**Exercise description:**
Exclude the pictures and reproduce the remaining data exactly as written.

**Dataset entries:**
******

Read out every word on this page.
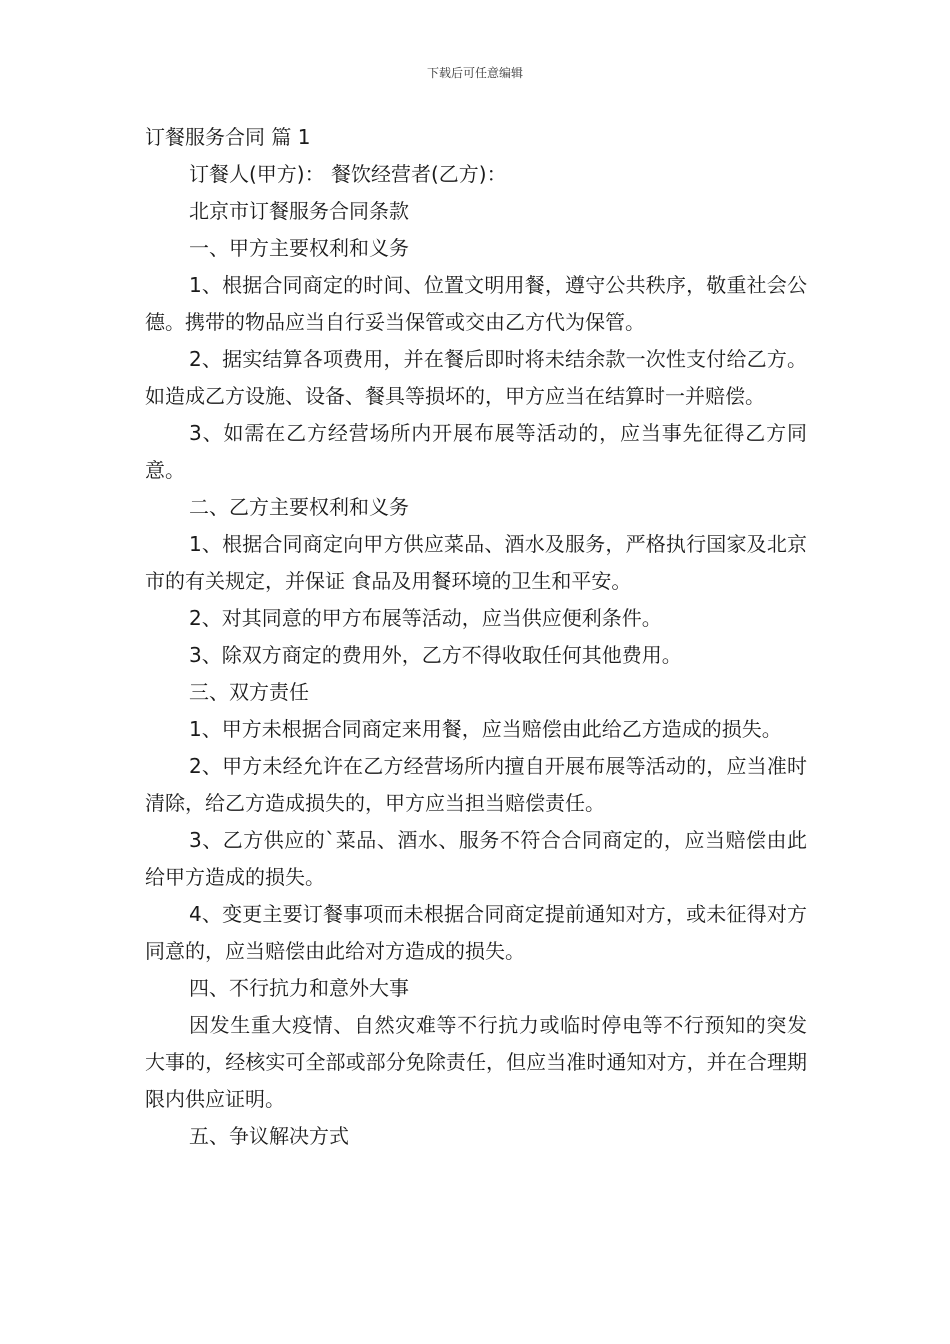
下载后可任意编辑

订餐服务合同 篇 1

订餐人(甲方)： 餐饮经营者(乙方)：

北京市订餐服务合同条款

一、甲方主要权利和义务

1、根据合同商定的时间、位置文明用餐，遵守公共秩序，敬重社会公德。携带的物品应当自行妥当保管或交由乙方代为保管。

2、据实结算各项费用，并在餐后即时将未结余款一次性支付给乙方。如造成乙方设施、设备、餐具等损坏的，甲方应当在结算时一并赔偿。

3、如需在乙方经营场所内开展布展等活动的，应当事先征得乙方同意。

二、乙方主要权利和义务

1、根据合同商定向甲方供应菜品、酒水及服务，严格执行国家及北京市的有关规定，并保证 食品及用餐环境的卫生和平安。

2、对其同意的甲方布展等活动，应当供应便利条件。

3、除双方商定的费用外，乙方不得收取任何其他费用。

三、双方责任

1、甲方未根据合同商定来用餐，应当赔偿由此给乙方造成的损失。

2、甲方未经允许在乙方经营场所内擅自开展布展等活动的，应当准时清除，给乙方造成损失的，甲方应当担当赔偿责任。

3、乙方供应的`菜品、酒水、服务不符合合同商定的，应当赔偿由此给甲方造成的损失。

4、变更主要订餐事项而未根据合同商定提前通知对方，或未征得对方同意的，应当赔偿由此给对方造成的损失。

四、不行抗力和意外大事

因发生重大疫情、自然灾难等不行抗力或临时停电等不行预知的突发大事的，经核实可全部或部分免除责任，但应当准时通知对方，并在合理期限内供应证明。

五、争议解决方式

******

**Solution:**
Read out every word on this page.
下载后可任意编辑

订餐服务合同 篇 1

订餐人(甲方)： 餐饮经营者(乙方)：

北京市订餐服务合同条款

一、甲方主要权利和义务

1、根据合同商定的时间、位置文明用餐，遵守公共秩序，敬重社会公德。携带的物品应当自行妥当保管或交由乙方代为保管。

2、据实结算各项费用，并在餐后即时将未结余款一次性支付给乙方。如造成乙方设施、设备、餐具等损坏的，甲方应当在结算时一并赔偿。

3、如需在乙方经营场所内开展布展等活动的，应当事先征得乙方同意。

二、乙方主要权利和义务

1、根据合同商定向甲方供应菜品、酒水及服务，严格执行国家及北京市的有关规定，并保证 食品及用餐环境的卫生和平安。

2、对其同意的甲方布展等活动，应当供应便利条件。

3、除双方商定的费用外，乙方不得收取任何其他费用。

三、双方责任

1、甲方未根据合同商定来用餐，应当赔偿由此给乙方造成的损失。

2、甲方未经允许在乙方经营场所内擅自开展布展等活动的，应当准时清除，给乙方造成损失的，甲方应当担当赔偿责任。

3、乙方供应的`菜品、酒水、服务不符合合同商定的，应当赔偿由此给甲方造成的损失。

4、变更主要订餐事项而未根据合同商定提前通知对方，或未征得对方同意的，应当赔偿由此给对方造成的损失。

四、不行抗力和意外大事

因发生重大疫情、自然灾难等不行抗力或临时停电等不行预知的突发大事的，经核实可全部或部分免除责任，但应当准时通知对方，并在合理期限内供应证明。

五、争议解决方式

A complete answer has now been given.